For each line in the data below that holds "values", return a copy.

╭─ DATA FOR THE TASK

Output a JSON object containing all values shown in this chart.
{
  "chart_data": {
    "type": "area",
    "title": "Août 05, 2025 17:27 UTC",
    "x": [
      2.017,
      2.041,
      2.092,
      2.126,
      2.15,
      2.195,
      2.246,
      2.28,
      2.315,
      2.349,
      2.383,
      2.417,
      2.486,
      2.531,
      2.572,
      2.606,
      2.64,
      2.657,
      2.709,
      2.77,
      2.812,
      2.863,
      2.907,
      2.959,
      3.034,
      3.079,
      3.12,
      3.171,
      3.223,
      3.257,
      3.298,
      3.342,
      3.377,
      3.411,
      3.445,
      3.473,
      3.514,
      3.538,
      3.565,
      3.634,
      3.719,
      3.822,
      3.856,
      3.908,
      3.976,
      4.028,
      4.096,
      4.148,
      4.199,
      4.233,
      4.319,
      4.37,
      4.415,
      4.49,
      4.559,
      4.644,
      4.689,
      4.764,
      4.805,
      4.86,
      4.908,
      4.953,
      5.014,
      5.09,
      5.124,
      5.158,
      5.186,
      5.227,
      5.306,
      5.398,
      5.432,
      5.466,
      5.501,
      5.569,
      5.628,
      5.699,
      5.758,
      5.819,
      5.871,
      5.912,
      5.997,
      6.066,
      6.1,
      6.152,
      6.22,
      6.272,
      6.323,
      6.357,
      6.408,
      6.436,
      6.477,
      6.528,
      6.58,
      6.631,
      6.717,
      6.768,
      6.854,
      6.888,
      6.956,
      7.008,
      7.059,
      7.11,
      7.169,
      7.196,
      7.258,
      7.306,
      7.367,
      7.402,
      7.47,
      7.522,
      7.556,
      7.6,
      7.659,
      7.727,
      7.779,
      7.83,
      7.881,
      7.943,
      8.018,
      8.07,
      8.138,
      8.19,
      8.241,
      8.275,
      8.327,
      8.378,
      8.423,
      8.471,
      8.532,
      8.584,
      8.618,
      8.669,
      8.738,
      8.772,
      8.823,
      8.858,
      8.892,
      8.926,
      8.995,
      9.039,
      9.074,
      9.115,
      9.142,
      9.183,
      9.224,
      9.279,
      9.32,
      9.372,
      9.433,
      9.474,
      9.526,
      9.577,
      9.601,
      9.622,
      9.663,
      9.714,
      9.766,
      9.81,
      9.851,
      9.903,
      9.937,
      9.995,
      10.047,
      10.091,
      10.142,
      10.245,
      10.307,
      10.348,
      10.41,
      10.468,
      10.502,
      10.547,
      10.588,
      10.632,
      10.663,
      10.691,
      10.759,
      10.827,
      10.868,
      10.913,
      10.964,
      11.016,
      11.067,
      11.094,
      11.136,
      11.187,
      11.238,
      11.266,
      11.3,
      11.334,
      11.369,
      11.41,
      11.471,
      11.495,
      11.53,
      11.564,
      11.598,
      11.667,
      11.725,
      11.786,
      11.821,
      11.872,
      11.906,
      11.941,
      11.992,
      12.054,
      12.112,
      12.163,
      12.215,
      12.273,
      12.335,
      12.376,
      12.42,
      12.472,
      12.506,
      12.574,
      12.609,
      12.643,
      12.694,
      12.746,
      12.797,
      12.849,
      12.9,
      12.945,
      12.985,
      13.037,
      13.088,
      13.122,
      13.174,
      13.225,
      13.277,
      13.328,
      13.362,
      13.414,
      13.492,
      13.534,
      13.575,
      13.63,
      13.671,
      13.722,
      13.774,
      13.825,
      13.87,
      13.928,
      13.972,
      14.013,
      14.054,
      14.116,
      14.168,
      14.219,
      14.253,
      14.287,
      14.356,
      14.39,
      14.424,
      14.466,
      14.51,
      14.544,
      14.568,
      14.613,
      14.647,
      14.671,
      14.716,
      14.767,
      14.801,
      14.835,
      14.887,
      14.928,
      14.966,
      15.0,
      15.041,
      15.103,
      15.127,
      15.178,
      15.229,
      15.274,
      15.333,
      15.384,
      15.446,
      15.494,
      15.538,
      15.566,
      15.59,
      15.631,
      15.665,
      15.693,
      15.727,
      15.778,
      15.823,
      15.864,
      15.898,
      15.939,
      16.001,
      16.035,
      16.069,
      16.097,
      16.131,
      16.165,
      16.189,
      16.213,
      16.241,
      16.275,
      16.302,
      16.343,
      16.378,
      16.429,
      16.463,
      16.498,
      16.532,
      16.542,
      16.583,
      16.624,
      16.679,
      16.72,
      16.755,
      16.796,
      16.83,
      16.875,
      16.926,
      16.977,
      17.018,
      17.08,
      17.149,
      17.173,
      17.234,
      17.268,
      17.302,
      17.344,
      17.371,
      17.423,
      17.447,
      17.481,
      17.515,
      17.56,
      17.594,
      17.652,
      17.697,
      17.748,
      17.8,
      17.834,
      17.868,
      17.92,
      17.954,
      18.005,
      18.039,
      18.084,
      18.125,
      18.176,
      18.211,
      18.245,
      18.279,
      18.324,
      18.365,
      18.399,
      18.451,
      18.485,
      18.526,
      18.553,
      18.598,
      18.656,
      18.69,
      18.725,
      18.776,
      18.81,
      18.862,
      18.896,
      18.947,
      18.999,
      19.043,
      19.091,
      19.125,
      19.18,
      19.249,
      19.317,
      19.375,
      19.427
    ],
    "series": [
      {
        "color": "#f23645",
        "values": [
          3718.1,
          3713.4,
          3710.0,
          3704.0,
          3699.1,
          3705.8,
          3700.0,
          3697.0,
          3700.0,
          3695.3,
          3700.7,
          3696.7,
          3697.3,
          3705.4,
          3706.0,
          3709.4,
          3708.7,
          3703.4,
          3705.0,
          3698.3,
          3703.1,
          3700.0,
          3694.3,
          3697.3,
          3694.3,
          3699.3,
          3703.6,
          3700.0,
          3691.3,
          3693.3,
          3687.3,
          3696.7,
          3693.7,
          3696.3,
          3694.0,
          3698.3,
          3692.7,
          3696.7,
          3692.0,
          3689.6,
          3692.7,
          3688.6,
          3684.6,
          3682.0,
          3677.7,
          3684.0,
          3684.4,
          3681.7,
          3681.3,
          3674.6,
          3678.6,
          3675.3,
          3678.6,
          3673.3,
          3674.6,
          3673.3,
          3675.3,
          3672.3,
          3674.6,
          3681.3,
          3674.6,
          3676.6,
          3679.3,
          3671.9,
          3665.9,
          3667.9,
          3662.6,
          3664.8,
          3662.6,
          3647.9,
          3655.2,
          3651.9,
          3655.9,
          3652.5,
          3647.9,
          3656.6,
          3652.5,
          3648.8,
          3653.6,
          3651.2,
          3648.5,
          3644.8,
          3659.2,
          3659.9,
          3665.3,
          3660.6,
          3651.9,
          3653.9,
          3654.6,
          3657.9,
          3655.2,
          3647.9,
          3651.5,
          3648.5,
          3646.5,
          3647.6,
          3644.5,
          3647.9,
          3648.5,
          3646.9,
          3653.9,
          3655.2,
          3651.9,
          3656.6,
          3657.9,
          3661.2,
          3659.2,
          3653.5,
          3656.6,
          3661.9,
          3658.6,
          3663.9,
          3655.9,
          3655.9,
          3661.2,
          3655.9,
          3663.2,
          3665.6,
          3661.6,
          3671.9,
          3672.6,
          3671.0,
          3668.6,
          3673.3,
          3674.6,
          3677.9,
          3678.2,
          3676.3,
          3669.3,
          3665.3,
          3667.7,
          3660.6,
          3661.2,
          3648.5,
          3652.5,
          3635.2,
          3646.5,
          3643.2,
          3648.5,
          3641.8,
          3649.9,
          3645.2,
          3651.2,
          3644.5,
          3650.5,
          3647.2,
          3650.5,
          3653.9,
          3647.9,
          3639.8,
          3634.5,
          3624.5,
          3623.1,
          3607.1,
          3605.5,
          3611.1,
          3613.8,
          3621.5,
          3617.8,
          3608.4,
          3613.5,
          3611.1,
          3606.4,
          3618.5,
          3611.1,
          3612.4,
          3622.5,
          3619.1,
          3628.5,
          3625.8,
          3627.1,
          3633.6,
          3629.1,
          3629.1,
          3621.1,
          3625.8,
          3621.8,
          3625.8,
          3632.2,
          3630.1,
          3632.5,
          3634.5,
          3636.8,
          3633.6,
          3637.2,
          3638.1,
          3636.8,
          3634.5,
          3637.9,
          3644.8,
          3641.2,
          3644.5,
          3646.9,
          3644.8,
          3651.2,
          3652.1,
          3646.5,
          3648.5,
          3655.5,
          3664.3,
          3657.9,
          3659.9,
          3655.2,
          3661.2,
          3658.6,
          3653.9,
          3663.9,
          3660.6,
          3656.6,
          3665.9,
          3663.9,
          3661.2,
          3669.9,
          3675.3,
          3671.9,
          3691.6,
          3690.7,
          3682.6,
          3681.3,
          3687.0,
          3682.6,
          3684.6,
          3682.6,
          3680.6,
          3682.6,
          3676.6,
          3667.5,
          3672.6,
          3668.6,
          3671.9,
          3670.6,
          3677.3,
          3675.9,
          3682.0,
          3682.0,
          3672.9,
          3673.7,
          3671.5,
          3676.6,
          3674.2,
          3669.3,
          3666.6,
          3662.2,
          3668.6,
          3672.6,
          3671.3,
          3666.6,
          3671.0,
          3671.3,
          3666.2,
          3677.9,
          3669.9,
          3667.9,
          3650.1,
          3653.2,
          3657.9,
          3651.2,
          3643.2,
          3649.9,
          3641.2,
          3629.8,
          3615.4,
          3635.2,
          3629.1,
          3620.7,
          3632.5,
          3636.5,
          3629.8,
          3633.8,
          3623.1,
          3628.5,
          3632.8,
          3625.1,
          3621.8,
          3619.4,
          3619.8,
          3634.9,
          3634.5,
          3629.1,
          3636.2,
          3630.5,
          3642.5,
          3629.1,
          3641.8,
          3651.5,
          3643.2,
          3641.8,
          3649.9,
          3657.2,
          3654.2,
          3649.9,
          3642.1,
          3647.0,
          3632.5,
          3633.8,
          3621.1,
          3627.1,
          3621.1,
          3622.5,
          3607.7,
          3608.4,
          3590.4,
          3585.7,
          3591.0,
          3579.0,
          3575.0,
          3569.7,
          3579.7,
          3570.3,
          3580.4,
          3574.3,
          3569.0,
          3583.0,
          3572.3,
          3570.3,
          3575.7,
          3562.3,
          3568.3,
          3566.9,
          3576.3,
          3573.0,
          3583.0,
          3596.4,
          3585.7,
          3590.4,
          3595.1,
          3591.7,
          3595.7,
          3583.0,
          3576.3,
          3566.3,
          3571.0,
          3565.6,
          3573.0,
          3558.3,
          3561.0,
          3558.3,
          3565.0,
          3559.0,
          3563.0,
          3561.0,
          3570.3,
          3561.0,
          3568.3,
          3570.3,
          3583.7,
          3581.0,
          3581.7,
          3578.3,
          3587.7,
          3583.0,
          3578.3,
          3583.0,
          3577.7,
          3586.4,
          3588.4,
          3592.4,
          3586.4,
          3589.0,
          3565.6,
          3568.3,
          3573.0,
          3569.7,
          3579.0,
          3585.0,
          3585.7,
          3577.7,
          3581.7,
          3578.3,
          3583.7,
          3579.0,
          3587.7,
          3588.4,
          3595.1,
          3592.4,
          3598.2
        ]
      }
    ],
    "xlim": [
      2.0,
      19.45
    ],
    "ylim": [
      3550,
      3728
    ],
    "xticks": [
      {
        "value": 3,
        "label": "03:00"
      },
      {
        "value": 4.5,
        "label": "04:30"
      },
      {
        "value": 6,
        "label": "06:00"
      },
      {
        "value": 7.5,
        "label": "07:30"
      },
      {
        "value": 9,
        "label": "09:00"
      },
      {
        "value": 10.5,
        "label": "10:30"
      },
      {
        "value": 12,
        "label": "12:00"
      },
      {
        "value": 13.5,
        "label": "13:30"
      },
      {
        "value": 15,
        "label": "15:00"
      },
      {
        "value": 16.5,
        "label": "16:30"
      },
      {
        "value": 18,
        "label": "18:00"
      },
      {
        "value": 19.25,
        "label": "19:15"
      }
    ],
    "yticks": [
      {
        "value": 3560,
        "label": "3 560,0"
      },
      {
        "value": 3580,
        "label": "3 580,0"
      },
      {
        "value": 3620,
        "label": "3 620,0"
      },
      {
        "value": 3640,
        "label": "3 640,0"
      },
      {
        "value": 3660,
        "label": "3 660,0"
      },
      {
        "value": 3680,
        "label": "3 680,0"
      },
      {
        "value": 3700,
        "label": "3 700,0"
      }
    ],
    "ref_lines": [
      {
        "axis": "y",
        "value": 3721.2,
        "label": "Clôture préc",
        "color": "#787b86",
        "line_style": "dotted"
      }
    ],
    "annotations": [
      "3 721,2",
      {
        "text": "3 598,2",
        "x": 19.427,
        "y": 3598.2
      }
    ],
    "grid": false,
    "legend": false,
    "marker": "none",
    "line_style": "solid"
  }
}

╰─

*RESPONSE FOR THIS EXERCISE*.
Output a JSON object containing all values shown in this chart.
        "values": [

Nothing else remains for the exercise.